**The problem:**
Find the line containing "Transcribe the text in this document.". Return it and every line after it, unchanged, up to and including the last line.

**Input material:**
_ _ _ _ _ _ _

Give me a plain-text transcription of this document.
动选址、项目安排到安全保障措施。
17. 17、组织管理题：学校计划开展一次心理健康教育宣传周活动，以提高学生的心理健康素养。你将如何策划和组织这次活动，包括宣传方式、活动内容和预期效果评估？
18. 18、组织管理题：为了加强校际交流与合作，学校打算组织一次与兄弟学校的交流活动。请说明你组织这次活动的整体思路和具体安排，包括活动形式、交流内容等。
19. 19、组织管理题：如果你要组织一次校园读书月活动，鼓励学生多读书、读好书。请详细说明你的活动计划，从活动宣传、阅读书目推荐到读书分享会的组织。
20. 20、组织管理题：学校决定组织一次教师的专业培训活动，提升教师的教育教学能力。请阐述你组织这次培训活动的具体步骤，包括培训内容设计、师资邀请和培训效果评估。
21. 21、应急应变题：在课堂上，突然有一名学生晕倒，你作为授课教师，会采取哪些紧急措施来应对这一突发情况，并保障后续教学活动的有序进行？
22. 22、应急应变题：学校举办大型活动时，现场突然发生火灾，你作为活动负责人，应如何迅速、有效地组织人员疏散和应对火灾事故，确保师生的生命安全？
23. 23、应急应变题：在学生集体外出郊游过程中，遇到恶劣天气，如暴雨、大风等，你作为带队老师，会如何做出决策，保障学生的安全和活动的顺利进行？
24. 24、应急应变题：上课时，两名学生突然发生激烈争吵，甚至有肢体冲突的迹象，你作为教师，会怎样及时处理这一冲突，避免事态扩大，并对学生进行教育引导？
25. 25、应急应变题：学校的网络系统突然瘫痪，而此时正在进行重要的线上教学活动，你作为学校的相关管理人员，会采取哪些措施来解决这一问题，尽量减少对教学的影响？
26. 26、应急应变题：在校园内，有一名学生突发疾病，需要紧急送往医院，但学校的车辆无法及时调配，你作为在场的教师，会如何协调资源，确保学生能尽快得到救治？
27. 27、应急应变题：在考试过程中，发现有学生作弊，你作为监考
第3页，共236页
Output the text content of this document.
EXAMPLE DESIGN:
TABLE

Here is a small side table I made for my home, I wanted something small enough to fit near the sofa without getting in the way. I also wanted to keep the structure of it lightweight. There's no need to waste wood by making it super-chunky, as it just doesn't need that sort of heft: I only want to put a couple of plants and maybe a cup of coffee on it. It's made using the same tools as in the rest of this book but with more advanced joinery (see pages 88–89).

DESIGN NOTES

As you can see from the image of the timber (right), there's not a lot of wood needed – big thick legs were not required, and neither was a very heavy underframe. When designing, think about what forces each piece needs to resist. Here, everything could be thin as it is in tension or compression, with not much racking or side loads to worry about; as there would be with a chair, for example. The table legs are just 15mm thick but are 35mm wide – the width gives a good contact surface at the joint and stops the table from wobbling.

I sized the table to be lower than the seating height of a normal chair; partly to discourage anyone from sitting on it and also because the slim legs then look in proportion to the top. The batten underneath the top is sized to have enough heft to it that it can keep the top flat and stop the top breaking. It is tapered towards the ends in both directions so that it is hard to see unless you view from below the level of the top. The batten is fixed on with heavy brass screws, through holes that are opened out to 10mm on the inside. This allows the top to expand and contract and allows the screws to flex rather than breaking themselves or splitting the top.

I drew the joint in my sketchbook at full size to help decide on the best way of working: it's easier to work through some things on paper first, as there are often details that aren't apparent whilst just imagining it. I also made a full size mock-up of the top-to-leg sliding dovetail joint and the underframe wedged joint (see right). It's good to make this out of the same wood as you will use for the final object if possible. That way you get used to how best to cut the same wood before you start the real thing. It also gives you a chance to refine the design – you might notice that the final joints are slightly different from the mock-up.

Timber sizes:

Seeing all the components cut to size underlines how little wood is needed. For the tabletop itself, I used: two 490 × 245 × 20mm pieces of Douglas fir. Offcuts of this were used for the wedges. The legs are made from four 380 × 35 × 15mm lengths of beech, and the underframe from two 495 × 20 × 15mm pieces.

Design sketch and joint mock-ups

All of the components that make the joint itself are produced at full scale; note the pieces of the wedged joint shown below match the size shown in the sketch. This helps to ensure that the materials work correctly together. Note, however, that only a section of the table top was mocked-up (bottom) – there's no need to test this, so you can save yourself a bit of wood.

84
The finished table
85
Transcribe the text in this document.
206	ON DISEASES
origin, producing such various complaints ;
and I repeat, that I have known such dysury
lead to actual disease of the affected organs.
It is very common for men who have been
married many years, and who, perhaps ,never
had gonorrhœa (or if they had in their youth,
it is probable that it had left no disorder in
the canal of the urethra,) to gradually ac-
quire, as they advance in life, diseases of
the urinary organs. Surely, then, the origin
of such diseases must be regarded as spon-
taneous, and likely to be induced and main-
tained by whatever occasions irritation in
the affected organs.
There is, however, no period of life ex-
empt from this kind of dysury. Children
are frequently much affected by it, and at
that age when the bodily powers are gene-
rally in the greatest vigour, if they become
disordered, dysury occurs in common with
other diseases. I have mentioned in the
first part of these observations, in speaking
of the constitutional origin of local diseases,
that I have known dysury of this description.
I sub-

_ _ _ _ _ _ _

**Correct output:**
Transcribe the text in this document.
206	ON DISEASES
origin, producing such various complaints ;
and I repeat, that I have known such dysury
lead to actual disease of the affected organs.
It is very common for men who have been
married many years, and who, perhaps ,never
had gonorrhœa (or if they had in their youth,
it is probable that it had left no disorder in
the canal of the urethra,) to gradually ac-
quire, as they advance in life, diseases of
the urinary organs. Surely, then, the origin
of such diseases must be regarded as spon-
taneous, and likely to be induced and main-
tained by whatever occasions irritation in
the affected organs.
There is, however, no period of life ex-
empt from this kind of dysury. Children
are frequently much affected by it, and at
that age when the bodily powers are gene-
rally in the greatest vigour, if they become
disordered, dysury occurs in common with
other diseases. I have mentioned in the
first part of these observations, in speaking
of the constitutional origin of local diseases,
that I have known dysury of this description.
I sub-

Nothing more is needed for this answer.